Output all lines exactly.

======== SUPPLIED INFORMATION ========

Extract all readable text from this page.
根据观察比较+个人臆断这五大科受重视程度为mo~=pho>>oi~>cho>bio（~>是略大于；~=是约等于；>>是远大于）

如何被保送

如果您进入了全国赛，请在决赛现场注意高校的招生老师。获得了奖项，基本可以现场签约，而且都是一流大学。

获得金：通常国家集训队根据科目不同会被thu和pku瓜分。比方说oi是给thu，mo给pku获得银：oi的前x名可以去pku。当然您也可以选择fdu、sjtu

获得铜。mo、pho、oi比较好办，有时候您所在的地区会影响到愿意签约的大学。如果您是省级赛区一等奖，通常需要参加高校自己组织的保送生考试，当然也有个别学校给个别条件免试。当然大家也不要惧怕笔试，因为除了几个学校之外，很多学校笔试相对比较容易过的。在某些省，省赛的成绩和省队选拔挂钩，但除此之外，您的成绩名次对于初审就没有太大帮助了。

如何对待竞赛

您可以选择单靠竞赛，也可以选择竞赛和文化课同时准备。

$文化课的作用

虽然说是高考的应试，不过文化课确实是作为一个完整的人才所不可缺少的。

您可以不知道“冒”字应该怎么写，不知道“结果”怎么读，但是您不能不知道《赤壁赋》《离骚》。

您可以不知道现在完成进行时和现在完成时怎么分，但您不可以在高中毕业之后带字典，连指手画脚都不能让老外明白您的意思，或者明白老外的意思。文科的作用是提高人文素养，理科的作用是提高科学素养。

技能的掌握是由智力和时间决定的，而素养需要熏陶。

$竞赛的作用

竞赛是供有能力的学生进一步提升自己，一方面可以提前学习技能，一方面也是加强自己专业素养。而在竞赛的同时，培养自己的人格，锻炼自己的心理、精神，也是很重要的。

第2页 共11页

========

## REPLY
Extract all readable text from this page.
根据观察比较+个人臆断这五大科受重视程度为mo~=pho>>oi~>cho>bio（~>是略大于；~=是约等于；>>是远大于）

如何被保送

如果您进入了全国赛，请在决赛现场注意高校的招生老师。获得了奖项，基本可以现场签约，而且都是一流大学。

获得金：通常国家集训队根据科目不同会被thu和pku瓜分。比方说oi是给thu，mo给pku获得银：oi的前x名可以去pku。当然您也可以选择fdu、sjtu

获得铜。mo、pho、oi比较好办，有时候您所在的地区会影响到愿意签约的大学。如果您是省级赛区一等奖，通常需要参加高校自己组织的保送生考试，当然也有个别学校给个别条件免试。当然大家也不要惧怕笔试，因为除了几个学校之外，很多学校笔试相对比较容易过的。在某些省，省赛的成绩和省队选拔挂钩，但除此之外，您的成绩名次对于初审就没有太大帮助了。

如何对待竞赛

您可以选择单靠竞赛，也可以选择竞赛和文化课同时准备。

$文化课的作用

虽然说是高考的应试，不过文化课确实是作为一个完整的人才所不可缺少的。

您可以不知道“冒”字应该怎么写，不知道“结果”怎么读，但是您不能不知道《赤壁赋》《离骚》。

您可以不知道现在完成进行时和现在完成时怎么分，但您不可以在高中毕业之后带字典，连指手画脚都不能让老外明白您的意思，或者明白老外的意思。文科的作用是提高人文素养，理科的作用是提高科学素养。

技能的掌握是由智力和时间决定的，而素养需要熏陶。

$竞赛的作用

竞赛是供有能力的学生进一步提升自己，一方面可以提前学习技能，一方面也是加强自己专业素养。而在竞赛的同时，培养自己的人格，锻炼自己的心理、精神，也是很重要的。

第2页 共11页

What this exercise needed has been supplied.